> **Page extract**:
········

I once had to do up someone else’s tie and found the only way I could do it was to stand behind and pretend I was putting it on myself. I had simply forgotten which bit went over where, how the loop was formed, and so on. If you asked me how it was done, I wouldn’t be able to tell you, I could only show you. This is because the series of actions had long ago become unconscious and was now a muscular habit, a reflex.
Playing the piano is a bit like this, except it is infinitely more complex! Let’s say a passage from a piece you have been playing for years suddenly goes awry for no apparent reason – perhaps the memory is giving you problems – one solution is to play it cross-handed. The left hand plays the right hand part, and vice versa. Do this extremely slowly, and maybe even arhythmically. Playing this way gives you a completely new experience of the passage, because you are using a totally different series of muscles. You have to think about each and every note, and its relationship to its neighbours – there’s no relying on motor memory. If you can do this, then you know the passage deeply – inside out, back to front and sideways. More to the point, you know you know it! Use this sparingly – it is certainly worth experimenting with, if you can bear it.

········

> **Dataset records**:
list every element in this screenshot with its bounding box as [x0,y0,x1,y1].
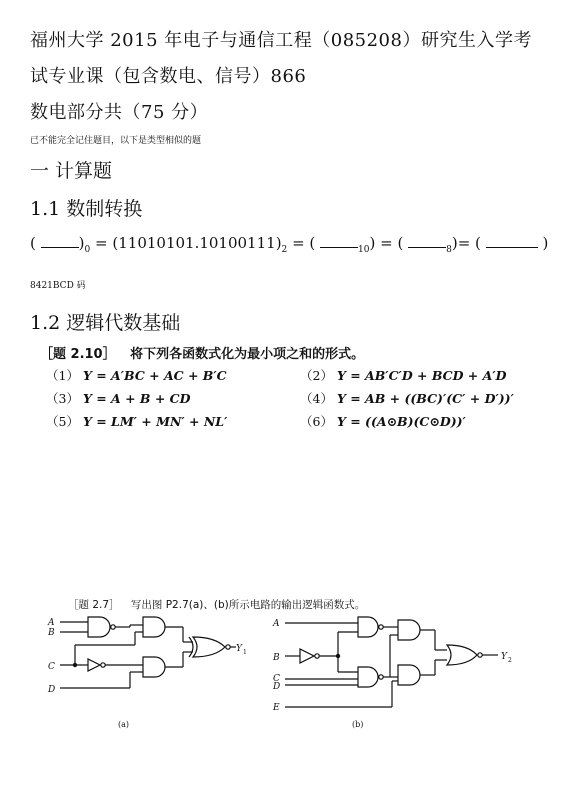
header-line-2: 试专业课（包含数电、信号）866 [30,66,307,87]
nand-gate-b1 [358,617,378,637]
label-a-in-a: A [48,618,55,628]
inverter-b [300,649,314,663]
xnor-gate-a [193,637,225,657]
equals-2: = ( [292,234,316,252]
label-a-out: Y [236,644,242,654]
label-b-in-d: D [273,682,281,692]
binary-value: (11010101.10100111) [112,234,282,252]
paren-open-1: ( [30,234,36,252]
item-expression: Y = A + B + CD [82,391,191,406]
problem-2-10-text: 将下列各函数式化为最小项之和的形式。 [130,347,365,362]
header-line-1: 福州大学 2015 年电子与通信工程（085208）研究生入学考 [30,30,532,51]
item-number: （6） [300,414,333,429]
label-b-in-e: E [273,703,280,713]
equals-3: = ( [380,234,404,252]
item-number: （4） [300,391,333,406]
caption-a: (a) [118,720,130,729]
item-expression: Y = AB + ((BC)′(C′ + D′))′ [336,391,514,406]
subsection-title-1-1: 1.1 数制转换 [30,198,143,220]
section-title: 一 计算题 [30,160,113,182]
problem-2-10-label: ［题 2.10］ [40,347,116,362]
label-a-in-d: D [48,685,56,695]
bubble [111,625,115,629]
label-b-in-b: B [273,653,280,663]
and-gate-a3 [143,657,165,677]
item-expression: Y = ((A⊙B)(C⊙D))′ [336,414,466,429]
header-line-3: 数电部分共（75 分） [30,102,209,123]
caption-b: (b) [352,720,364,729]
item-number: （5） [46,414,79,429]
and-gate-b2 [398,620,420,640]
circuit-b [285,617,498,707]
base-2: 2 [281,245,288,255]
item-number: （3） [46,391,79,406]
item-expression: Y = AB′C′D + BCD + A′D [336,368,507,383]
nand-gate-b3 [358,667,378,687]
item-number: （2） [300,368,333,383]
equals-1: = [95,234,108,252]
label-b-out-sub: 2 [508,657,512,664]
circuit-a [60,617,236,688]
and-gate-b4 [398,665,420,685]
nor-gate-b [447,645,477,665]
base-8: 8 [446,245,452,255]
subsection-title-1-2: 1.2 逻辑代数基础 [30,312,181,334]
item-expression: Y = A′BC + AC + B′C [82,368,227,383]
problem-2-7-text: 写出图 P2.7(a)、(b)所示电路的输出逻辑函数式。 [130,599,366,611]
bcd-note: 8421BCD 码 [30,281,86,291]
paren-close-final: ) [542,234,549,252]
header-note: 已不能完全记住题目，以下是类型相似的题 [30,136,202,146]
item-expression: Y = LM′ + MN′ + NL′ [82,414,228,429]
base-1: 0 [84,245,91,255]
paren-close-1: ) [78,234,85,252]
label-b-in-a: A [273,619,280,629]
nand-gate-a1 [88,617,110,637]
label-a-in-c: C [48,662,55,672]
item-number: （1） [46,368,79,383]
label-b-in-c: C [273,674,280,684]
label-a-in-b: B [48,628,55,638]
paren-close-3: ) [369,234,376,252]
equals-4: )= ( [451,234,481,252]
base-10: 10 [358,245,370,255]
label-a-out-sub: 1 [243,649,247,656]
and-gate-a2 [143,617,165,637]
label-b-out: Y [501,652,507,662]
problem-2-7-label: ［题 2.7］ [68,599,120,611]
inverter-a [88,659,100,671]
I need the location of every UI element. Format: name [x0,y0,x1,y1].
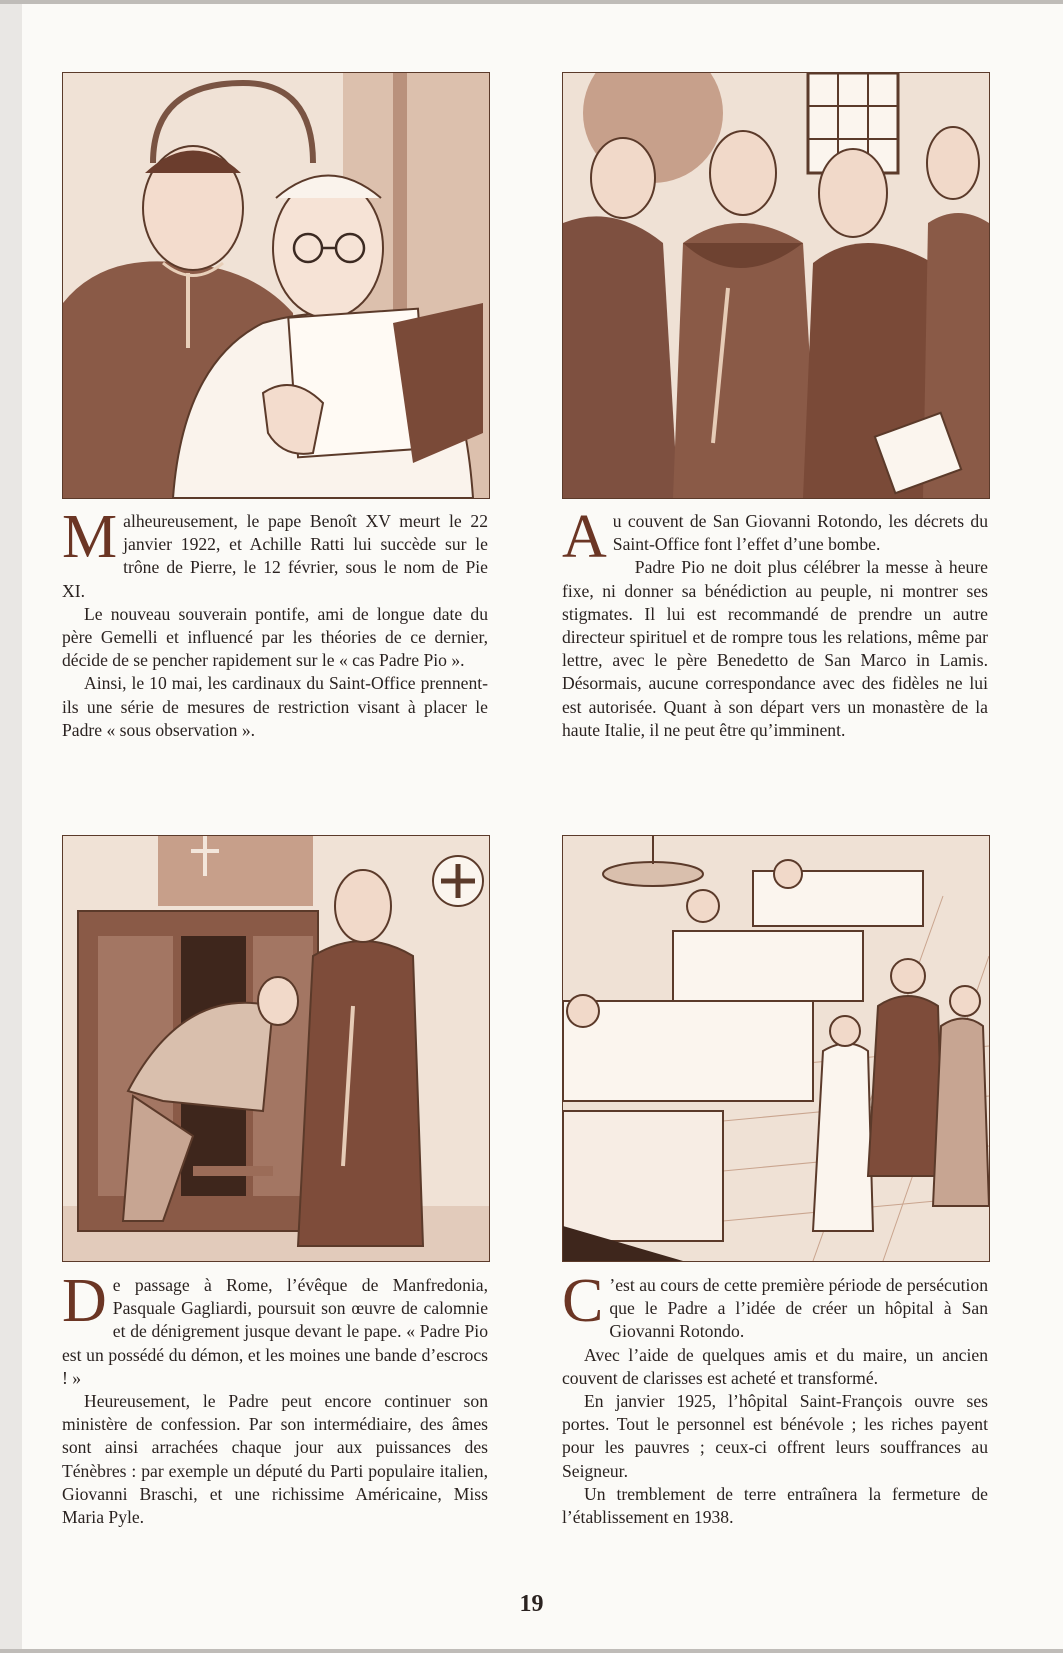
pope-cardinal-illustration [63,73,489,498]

········

> **Requests**:
[a] List the three phrases that the text on piano practice uses to say how deeply you know a passage once you can play it cross-handed.
[b] In the listing, write out the lines from the one containing "header-line-2: 试专业课（包含数电、信号）866 [30,66,307,87]" through the one containing "item-expression: Y = A +", including both of those lines.

> **Solutions by task**:
[a]
inside out
back to front
sideways

[b]
header-line-2: 试专业课（包含数电、信号）866 [30,66,307,87]
nand-gate-b1 [358,617,378,637]
label-a-in-a: A [48,618,55,628]
inverter-b [300,649,314,663]
xnor-gate-a [193,637,225,657]
equals-2: = ( [292,234,316,252]
label-a-out: Y [236,644,242,654]
label-b-in-d: D [273,682,281,692]
binary-value: (11010101.10100111) [112,234,282,252]
paren-open-1: ( [30,234,36,252]
item-expression: Y = A + B + CD [82,391,191,406]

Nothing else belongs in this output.